» TASK: Tally how many lines include "NEXT". The number is the whole answer.
[Start DATA FOR PROCESSING]
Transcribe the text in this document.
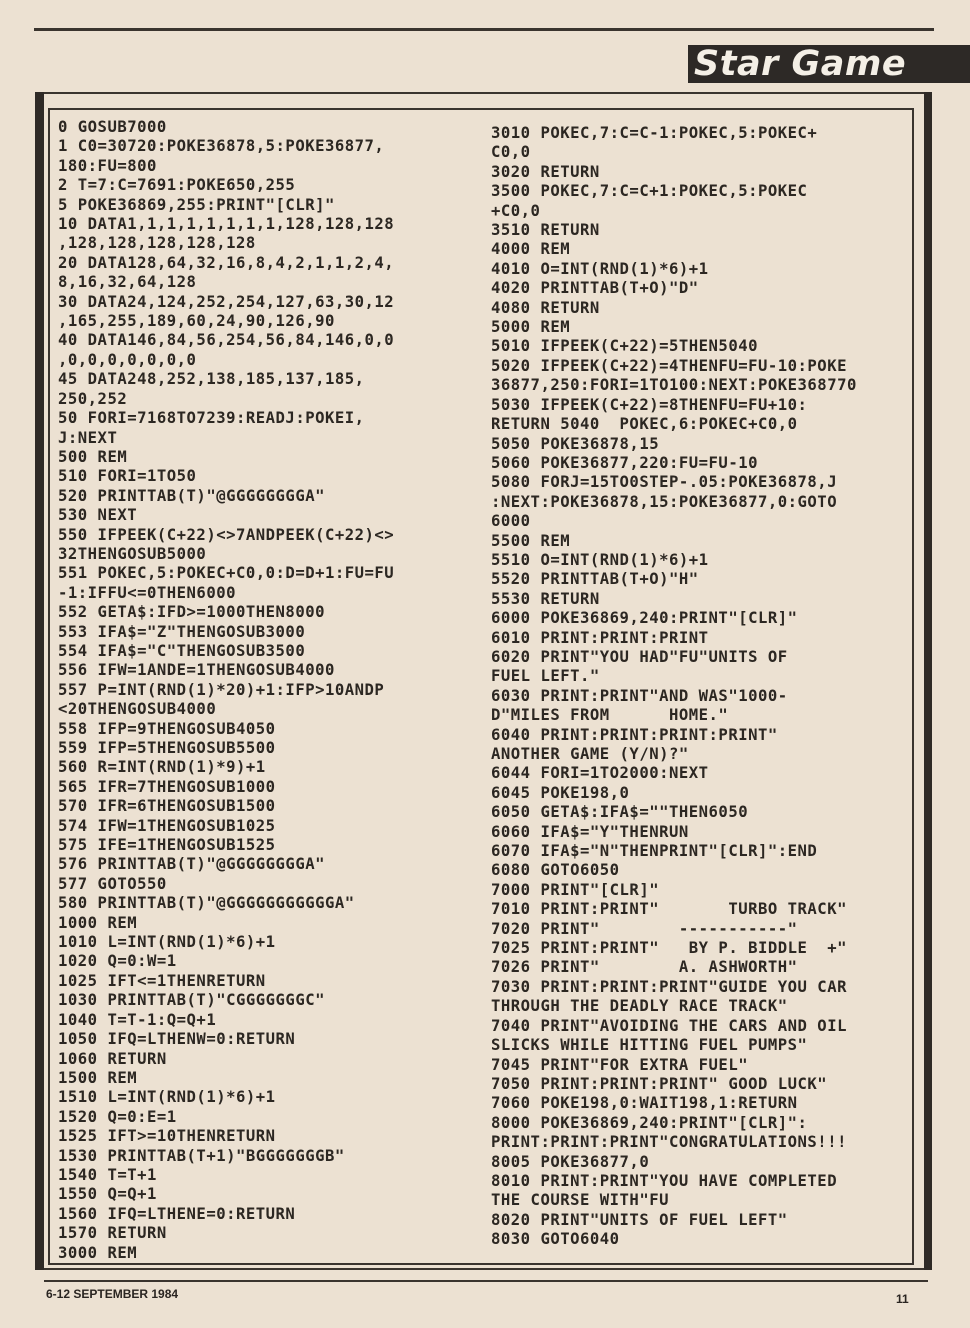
Star Game
0 GOSUB7000
1 C0=30720:POKE36878,5:POKE36877,
180:FU=800
2 T=7:C=7691:POKE650,255
5 POKE36869,255:PRINT"[CLR]"
10 DATA1,1,1,1,1,1,1,1,128,128,128
,128,128,128,128,128
20 DATA128,64,32,16,8,4,2,1,1,2,4,
8,16,32,64,128
30 DATA24,124,252,254,127,63,30,12
,165,255,189,60,24,90,126,90
40 DATA146,84,56,254,56,84,146,0,0
,0,0,0,0,0,0,0
45 DATA248,252,138,185,137,185,
250,252
50 FORI=7168TO7239:READJ:POKEI,
J:NEXT
500 REM
510 FORI=1TO50
520 PRINTTAB(T)"@GGGGGGGGA"
530 NEXT
550 IFPEEK(C+22)<>7ANDPEEK(C+22)<>
32THENGOSUB5000
551 POKEC,5:POKEC+C0,0:D=D+1:FU=FU
-1:IFFU<=0THEN6000
552 GETA$:IFD>=1000THEN8000
553 IFA$="Z"THENGOSUB3000
554 IFA$="C"THENGOSUB3500
556 IFW=1ANDE=1THENGOSUB4000
557 P=INT(RND(1)*20)+1:IFP>10ANDP
<20THENGOSUB4000
558 IFP=9THENGOSUB4050
559 IFP=5THENGOSUB5500
560 R=INT(RND(1)*9)+1
565 IFR=7THENGOSUB1000
570 IFR=6THENGOSUB1500
574 IFW=1THENGOSUB1025
575 IFE=1THENGOSUB1525
576 PRINTTAB(T)"@GGGGGGGGA"
577 GOTO550
580 PRINTTAB(T)"@GGGGGGGGGGGA"
1000 REM
1010 L=INT(RND(1)*6)+1
1020 Q=0:W=1
1025 IFT<=1THENRETURN
1030 PRINTTAB(T)"CGGGGGGGC"
1040 T=T-1:Q=Q+1
1050 IFQ=LTHENW=0:RETURN
1060 RETURN
1500 REM
1510 L=INT(RND(1)*6)+1
1520 Q=0:E=1
1525 IFT>=10THENRETURN
1530 PRINTTAB(T+1)"BGGGGGGGB"
1540 T=T+1
1550 Q=Q+1
1560 IFQ=LTHENE=0:RETURN
1570 RETURN
3000 REM
3010 POKEC,7:C=C-1:POKEC,5:POKEC+
C0,0
3020 RETURN
3500 POKEC,7:C=C+1:POKEC,5:POKEC
+C0,0
3510 RETURN
4000 REM
4010 O=INT(RND(1)*6)+1
4020 PRINTTAB(T+O)"D"
4080 RETURN
5000 REM
5010 IFPEEK(C+22)=5THEN5040
5020 IFPEEK(C+22)=4THENFU=FU-10:POKE
36877,250:FORI=1TO100:NEXT:POKE368770
5030 IFPEEK(C+22)=8THENFU=FU+10:
RETURN 5040  POKEC,6:POKEC+C0,0
5050 POKE36878,15
5060 POKE36877,220:FU=FU-10
5080 FORJ=15TO0STEP-.05:POKE36878,J
:NEXT:POKE36878,15:POKE36877,0:GOTO
6000
5500 REM
5510 O=INT(RND(1)*6)+1
5520 PRINTTAB(T+O)"H"
5530 RETURN
6000 POKE36869,240:PRINT"[CLR]"
6010 PRINT:PRINT:PRINT
6020 PRINT"YOU HAD"FU"UNITS OF
FUEL LEFT."
6030 PRINT:PRINT"AND WAS"1000-
D"MILES FROM      HOME."
6040 PRINT:PRINT:PRINT:PRINT"
ANOTHER GAME (Y/N)?"
6044 FORI=1TO2000:NEXT
6045 POKE198,0
6050 GETA$:IFA$=""THEN6050
6060 IFA$="Y"THENRUN
6070 IFA$="N"THENPRINT"[CLR]":END
6080 GOTO6050
7000 PRINT"[CLR]"
7010 PRINT:PRINT"       TURBO TRACK"
7020 PRINT"        -----------"
7025 PRINT:PRINT"   BY P. BIDDLE  +"
7026 PRINT"        A. ASHWORTH"
7030 PRINT:PRINT:PRINT"GUIDE YOU CAR
THROUGH THE DEADLY RACE TRACK"
7040 PRINT"AVOIDING THE CARS AND OIL
SLICKS WHILE HITTING FUEL PUMPS"
7045 PRINT"FOR EXTRA FUEL"
7050 PRINT:PRINT:PRINT" GOOD LUCK"
7060 POKE198,0:WAIT198,1:RETURN
8000 POKE36869,240:PRINT"[CLR]":
PRINT:PRINT:PRINT"CONGRATULATIONS!!!
8005 POKE36877,0
8010 PRINT:PRINT"YOU HAVE COMPLETED
THE COURSE WITH"FU
8020 PRINT"UNITS OF FUEL LEFT"
8030 GOTO6040
6-12 SEPTEMBER 1984	11
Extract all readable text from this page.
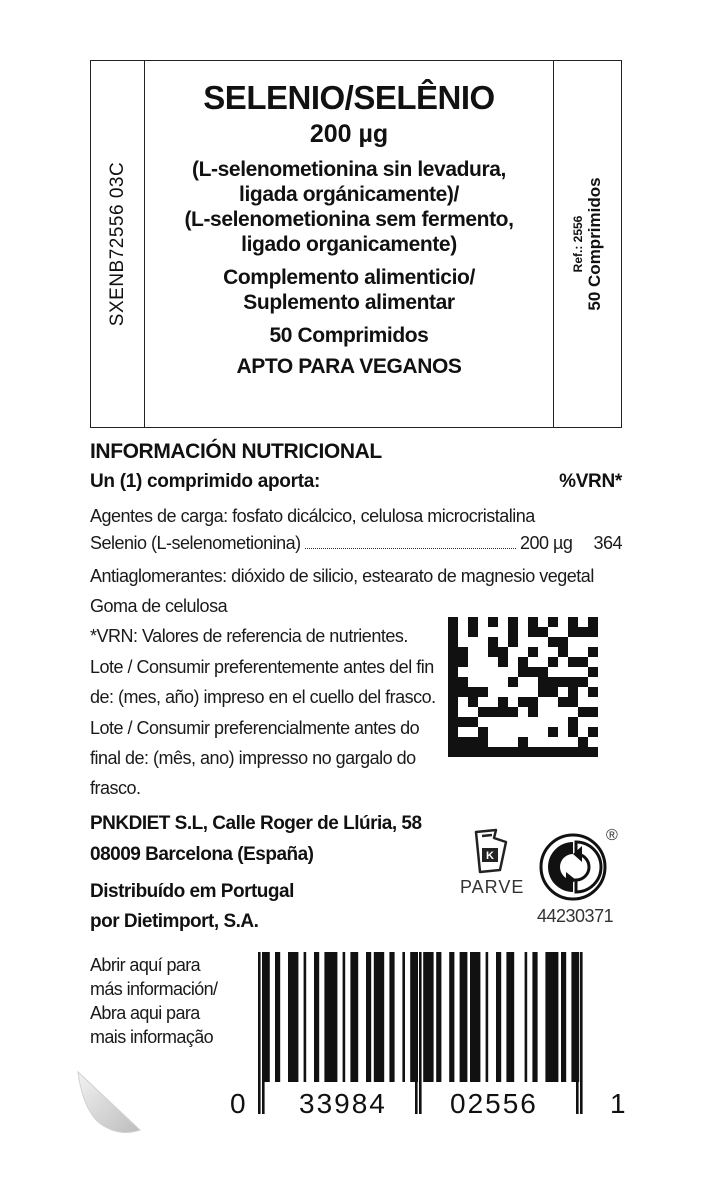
SXENB72556 03C
SELENIO/SELÊNIO
200 µg
(L-selenometionina sin levadura,
ligada orgánicamente)/
(L-selenometionina sem fermento,
ligado organicamente)
Complemento alimenticio/
Suplemento alimentar
50 Comprimidos
APTO PARA VEGANOS
Ref.: 2556 50 Comprimidos
INFORMACIÓN NUTRICIONAL
Un (1) comprimido aporta:	%VRN*
Agentes de carga: fosfato dicálcico, celulosa microcristalina
Selenio (L-selenometionina)	200 µg 364
Antiaglomerantes: dióxido de silicio, estearato de magnesio vegetal
Goma de celulosa
*VRN: Valores de referencia de nutrientes.
Lote / Consumir preferentemente antes del fin
de: (mes, año) impreso en el cuello del frasco.
Lote / Consumir preferencialmente antes do
final de: (mês, ano) impresso no gargalo do
frasco.
PNKDIET S.L, Calle Roger de Llúria, 58
08009 Barcelona (España)
Distribuído em Portugal
por Dietimport, S.A.
K
PARVE
®
44230371
Abrir aquí para
más información/
Abra aqui para
mais informação
0 33984 02556	1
[End DATA FOR PROCESSING]
» EXERCISE SOLUTION: 5